▶ [Instruction] Determine which lines contain the word "jade", then copy those lines.

▶ [Input material]
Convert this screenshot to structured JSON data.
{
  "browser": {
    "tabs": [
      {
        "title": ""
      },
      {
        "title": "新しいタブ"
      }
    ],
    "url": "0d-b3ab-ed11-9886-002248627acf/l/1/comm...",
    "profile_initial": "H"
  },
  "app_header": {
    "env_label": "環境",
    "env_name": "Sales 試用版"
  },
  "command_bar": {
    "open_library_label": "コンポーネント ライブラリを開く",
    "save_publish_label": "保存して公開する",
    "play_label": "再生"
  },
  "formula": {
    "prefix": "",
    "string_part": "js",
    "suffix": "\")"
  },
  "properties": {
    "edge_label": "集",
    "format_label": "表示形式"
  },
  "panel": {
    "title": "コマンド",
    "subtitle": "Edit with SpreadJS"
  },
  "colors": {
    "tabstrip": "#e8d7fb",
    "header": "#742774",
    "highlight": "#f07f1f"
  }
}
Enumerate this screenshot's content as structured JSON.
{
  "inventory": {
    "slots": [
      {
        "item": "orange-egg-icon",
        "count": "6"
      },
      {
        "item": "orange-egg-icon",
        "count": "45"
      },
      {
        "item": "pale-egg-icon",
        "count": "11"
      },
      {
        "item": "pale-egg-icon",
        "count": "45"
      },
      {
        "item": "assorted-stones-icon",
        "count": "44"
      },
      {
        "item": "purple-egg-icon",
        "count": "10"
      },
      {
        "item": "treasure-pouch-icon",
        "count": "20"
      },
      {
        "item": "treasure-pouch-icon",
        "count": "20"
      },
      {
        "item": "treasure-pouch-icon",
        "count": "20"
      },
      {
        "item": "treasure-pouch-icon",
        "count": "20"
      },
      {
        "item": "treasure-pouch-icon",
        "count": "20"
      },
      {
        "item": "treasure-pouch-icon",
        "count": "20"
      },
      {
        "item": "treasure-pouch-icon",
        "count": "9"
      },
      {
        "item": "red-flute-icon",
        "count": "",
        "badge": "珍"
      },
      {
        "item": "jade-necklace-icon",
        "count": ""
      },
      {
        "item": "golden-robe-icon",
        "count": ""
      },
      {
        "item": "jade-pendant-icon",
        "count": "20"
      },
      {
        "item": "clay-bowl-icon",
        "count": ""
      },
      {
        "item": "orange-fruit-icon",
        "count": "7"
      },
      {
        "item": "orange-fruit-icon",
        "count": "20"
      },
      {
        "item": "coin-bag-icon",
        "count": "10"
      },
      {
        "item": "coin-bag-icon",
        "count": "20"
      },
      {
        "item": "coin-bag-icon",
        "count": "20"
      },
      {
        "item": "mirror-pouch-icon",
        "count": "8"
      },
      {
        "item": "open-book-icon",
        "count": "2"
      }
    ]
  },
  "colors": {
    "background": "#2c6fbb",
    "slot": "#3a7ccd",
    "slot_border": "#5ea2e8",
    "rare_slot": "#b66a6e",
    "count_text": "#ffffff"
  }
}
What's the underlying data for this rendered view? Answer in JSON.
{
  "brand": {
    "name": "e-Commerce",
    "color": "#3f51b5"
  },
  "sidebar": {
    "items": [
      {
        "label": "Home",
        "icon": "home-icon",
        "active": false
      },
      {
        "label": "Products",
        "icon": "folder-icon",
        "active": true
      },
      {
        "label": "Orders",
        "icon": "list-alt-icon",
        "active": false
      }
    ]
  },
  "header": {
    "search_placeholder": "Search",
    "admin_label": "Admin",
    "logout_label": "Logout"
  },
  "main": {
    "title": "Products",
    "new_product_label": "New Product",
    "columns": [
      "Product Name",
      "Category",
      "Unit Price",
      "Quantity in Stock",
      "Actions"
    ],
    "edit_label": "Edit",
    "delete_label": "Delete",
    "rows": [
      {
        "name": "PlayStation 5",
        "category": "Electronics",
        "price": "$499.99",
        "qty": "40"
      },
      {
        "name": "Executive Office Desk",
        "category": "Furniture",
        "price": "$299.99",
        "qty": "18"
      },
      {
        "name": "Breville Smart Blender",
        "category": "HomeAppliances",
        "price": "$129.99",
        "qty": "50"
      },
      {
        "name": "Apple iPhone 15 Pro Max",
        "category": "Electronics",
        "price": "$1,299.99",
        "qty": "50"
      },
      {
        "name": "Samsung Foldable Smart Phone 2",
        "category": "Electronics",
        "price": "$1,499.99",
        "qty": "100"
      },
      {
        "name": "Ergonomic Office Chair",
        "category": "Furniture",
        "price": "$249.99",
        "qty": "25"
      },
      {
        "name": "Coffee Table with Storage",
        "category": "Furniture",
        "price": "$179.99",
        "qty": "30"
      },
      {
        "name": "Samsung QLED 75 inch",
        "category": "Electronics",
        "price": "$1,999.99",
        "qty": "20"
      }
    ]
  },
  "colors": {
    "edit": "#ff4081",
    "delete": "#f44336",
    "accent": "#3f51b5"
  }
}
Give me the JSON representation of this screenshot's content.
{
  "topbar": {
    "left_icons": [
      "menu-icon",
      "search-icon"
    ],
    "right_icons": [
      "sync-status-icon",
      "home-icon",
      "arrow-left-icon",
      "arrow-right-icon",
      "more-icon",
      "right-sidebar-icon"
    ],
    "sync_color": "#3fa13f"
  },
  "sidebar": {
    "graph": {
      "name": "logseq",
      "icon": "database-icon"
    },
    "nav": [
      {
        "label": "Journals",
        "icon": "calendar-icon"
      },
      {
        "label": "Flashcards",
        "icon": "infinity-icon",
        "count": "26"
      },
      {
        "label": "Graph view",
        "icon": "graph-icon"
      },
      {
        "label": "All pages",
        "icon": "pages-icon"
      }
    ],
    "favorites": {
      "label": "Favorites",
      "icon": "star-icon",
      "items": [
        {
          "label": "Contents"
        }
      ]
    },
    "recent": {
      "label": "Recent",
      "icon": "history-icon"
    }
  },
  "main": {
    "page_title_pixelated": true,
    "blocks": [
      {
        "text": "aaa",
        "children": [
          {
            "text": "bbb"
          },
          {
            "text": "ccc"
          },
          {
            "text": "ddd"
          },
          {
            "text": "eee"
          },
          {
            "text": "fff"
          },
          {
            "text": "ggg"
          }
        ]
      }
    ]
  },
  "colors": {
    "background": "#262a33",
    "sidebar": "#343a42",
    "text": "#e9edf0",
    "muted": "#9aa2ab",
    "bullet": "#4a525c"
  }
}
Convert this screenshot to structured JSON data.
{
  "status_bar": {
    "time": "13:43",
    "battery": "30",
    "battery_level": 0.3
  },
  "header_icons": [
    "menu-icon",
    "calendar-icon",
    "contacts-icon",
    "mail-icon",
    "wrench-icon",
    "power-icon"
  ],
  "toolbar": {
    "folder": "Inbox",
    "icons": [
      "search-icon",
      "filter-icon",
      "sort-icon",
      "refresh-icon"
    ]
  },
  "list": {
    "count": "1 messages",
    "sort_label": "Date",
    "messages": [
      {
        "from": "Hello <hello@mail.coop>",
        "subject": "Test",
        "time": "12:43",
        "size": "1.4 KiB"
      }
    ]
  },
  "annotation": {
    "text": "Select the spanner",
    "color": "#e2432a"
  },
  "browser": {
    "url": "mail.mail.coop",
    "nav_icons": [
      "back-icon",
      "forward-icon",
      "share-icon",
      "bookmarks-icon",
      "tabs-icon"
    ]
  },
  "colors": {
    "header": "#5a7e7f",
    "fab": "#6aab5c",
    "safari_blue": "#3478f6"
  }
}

▶ [Answer for this exercise]
        "item": "jade-necklace-icon",
        "item": "jade-pendant-icon",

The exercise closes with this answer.